* Task prompt *
Exactly reproduce all the records, keeping pictures out of the copy.

* Supplied records *
====

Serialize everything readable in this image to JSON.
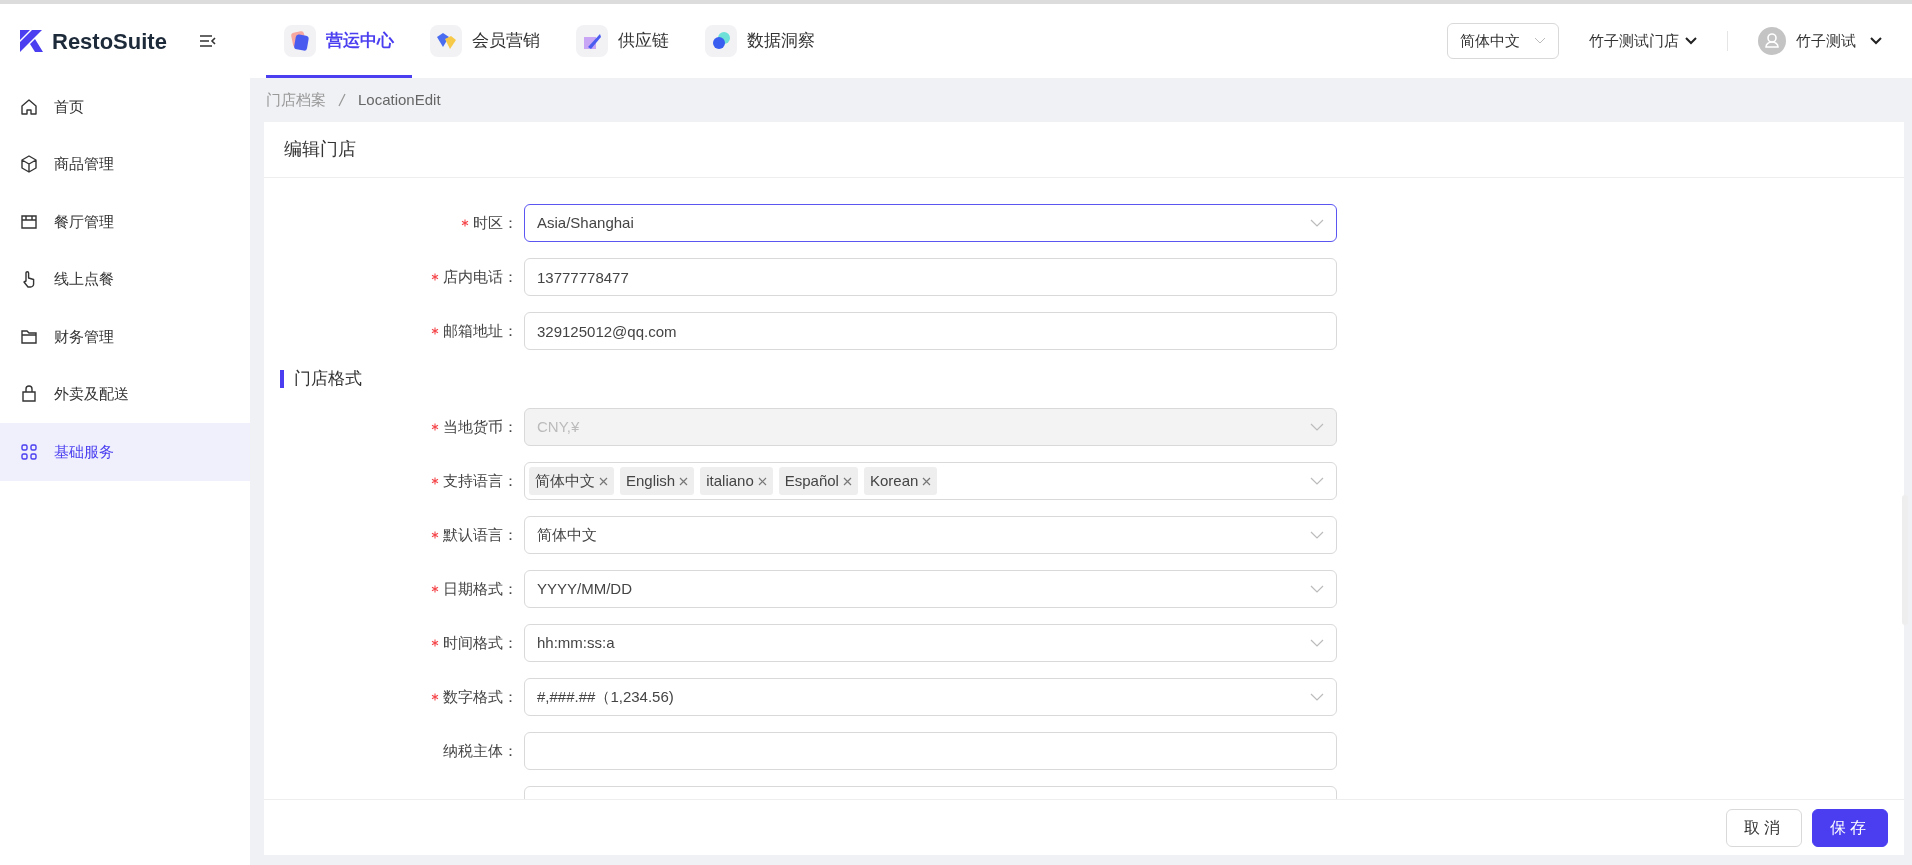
{
  "logo": {
    "text": "RestoSuite"
  },
  "top_tabs": [
    {
      "label": "营运中心",
      "selected": true
    },
    {
      "label": "会员营销",
      "selected": false
    },
    {
      "label": "供应链",
      "selected": false
    },
    {
      "label": "数据洞察",
      "selected": false
    }
  ],
  "language_select": {
    "value": "简体中文"
  },
  "store_menu": {
    "label": "竹子测试门店"
  },
  "user_menu": {
    "label": "竹子测试"
  },
  "sidebar": {
    "items": [
      {
        "label": "首页",
        "selected": false
      },
      {
        "label": "商品管理",
        "selected": false
      },
      {
        "label": "餐厅管理",
        "selected": false
      },
      {
        "label": "线上点餐",
        "selected": false
      },
      {
        "label": "财务管理",
        "selected": false
      },
      {
        "label": "外卖及配送",
        "selected": false
      },
      {
        "label": "基础服务",
        "selected": true
      }
    ]
  },
  "breadcrumb": [
    {
      "label": "门店档案"
    },
    {
      "label": "LocationEdit"
    }
  ],
  "card": {
    "title": "编辑门店",
    "rows": [
      {
        "kind": "select",
        "label": "时区：",
        "required": true,
        "value": "Asia/Shanghai",
        "focused": true,
        "disabled": false
      },
      {
        "kind": "input",
        "label": "店内电话：",
        "required": true,
        "value": "13777778477"
      },
      {
        "kind": "input",
        "label": "邮箱地址：",
        "required": true,
        "value": "329125012@qq.com"
      },
      {
        "kind": "section",
        "label": "门店格式"
      },
      {
        "kind": "select",
        "label": "当地货币：",
        "required": true,
        "value": "CNY,¥",
        "focused": false,
        "disabled": true
      },
      {
        "kind": "tags",
        "label": "支持语言：",
        "required": true,
        "tags": [
          "简体中文",
          "English",
          "italiano",
          "Español",
          "Korean"
        ]
      },
      {
        "kind": "select",
        "label": "默认语言：",
        "required": true,
        "value": "简体中文",
        "focused": false,
        "disabled": false
      },
      {
        "kind": "select",
        "label": "日期格式：",
        "required": true,
        "value": "YYYY/MM/DD",
        "focused": false,
        "disabled": false
      },
      {
        "kind": "select",
        "label": "时间格式：",
        "required": true,
        "value": "hh:mm:ss:a",
        "focused": false,
        "disabled": false
      },
      {
        "kind": "select",
        "label": "数字格式：",
        "required": true,
        "value": "#,###.##（1,234.56)",
        "focused": false,
        "disabled": false
      },
      {
        "kind": "input",
        "label": "纳税主体：",
        "required": false,
        "value": ""
      },
      {
        "kind": "input"
      }
    ],
    "buttons": [
      {
        "label": "取消",
        "primary": false
      },
      {
        "label": "保存",
        "primary": true
      }
    ]
  }
}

====

* The solution *
Serialize everything readable in this image to JSON.
{
  "logo": {
    "text": "RestoSuite"
  },
  "top_tabs": [
    {
      "label": "营运中心",
      "selected": true
    },
    {
      "label": "会员营销",
      "selected": false
    },
    {
      "label": "供应链",
      "selected": false
    },
    {
      "label": "数据洞察",
      "selected": false
    }
  ],
  "language_select": {
    "value": "简体中文"
  },
  "store_menu": {
    "label": "竹子测试门店"
  },
  "user_menu": {
    "label": "竹子测试"
  },
  "sidebar": {
    "items": [
      {
        "label": "首页",
        "selected": false
      },
      {
        "label": "商品管理",
        "selected": false
      },
      {
        "label": "餐厅管理",
        "selected": false
      },
      {
        "label": "线上点餐",
        "selected": false
      },
      {
        "label": "财务管理",
        "selected": false
      },
      {
        "label": "外卖及配送",
        "selected": false
      },
      {
        "label": "基础服务",
        "selected": true
      }
    ]
  },
  "breadcrumb": [
    {
      "label": "门店档案"
    },
    {
      "label": "LocationEdit"
    }
  ],
  "card": {
    "title": "编辑门店",
    "rows": [
      {
        "kind": "select",
        "label": "时区：",
        "required": true,
        "value": "Asia/Shanghai",
        "focused": true,
        "disabled": false
      },
      {
        "kind": "input",
        "label": "店内电话：",
        "required": true,
        "value": "13777778477"
      },
      {
        "kind": "input",
        "label": "邮箱地址：",
        "required": true,
        "value": "329125012@qq.com"
      },
      {
        "kind": "section",
        "label": "门店格式"
      },
      {
        "kind": "select",
        "label": "当地货币：",
        "required": true,
        "value": "CNY,¥",
        "focused": false,
        "disabled": true
      },
      {
        "kind": "tags",
        "label": "支持语言：",
        "required": true,
        "tags": [
          "简体中文",
          "English",
          "italiano",
          "Español",
          "Korean"
        ]
      },
      {
        "kind": "select",
        "label": "默认语言：",
        "required": true,
        "value": "简体中文",
        "focused": false,
        "disabled": false
      },
      {
        "kind": "select",
        "label": "日期格式：",
        "required": true,
        "value": "YYYY/MM/DD",
        "focused": false,
        "disabled": false
      },
      {
        "kind": "select",
        "label": "时间格式：",
        "required": true,
        "value": "hh:mm:ss:a",
        "focused": false,
        "disabled": false
      },
      {
        "kind": "select",
        "label": "数字格式：",
        "required": true,
        "value": "#,###.##（1,234.56)",
        "focused": false,
        "disabled": false
      },
      {
        "kind": "input",
        "label": "纳税主体：",
        "required": false,
        "value": ""
      },
      {
        "kind": "input"
      }
    ],
    "buttons": [
      {
        "label": "取消",
        "primary": false
      },
      {
        "label": "保存",
        "primary": true
      }
    ]
  }
}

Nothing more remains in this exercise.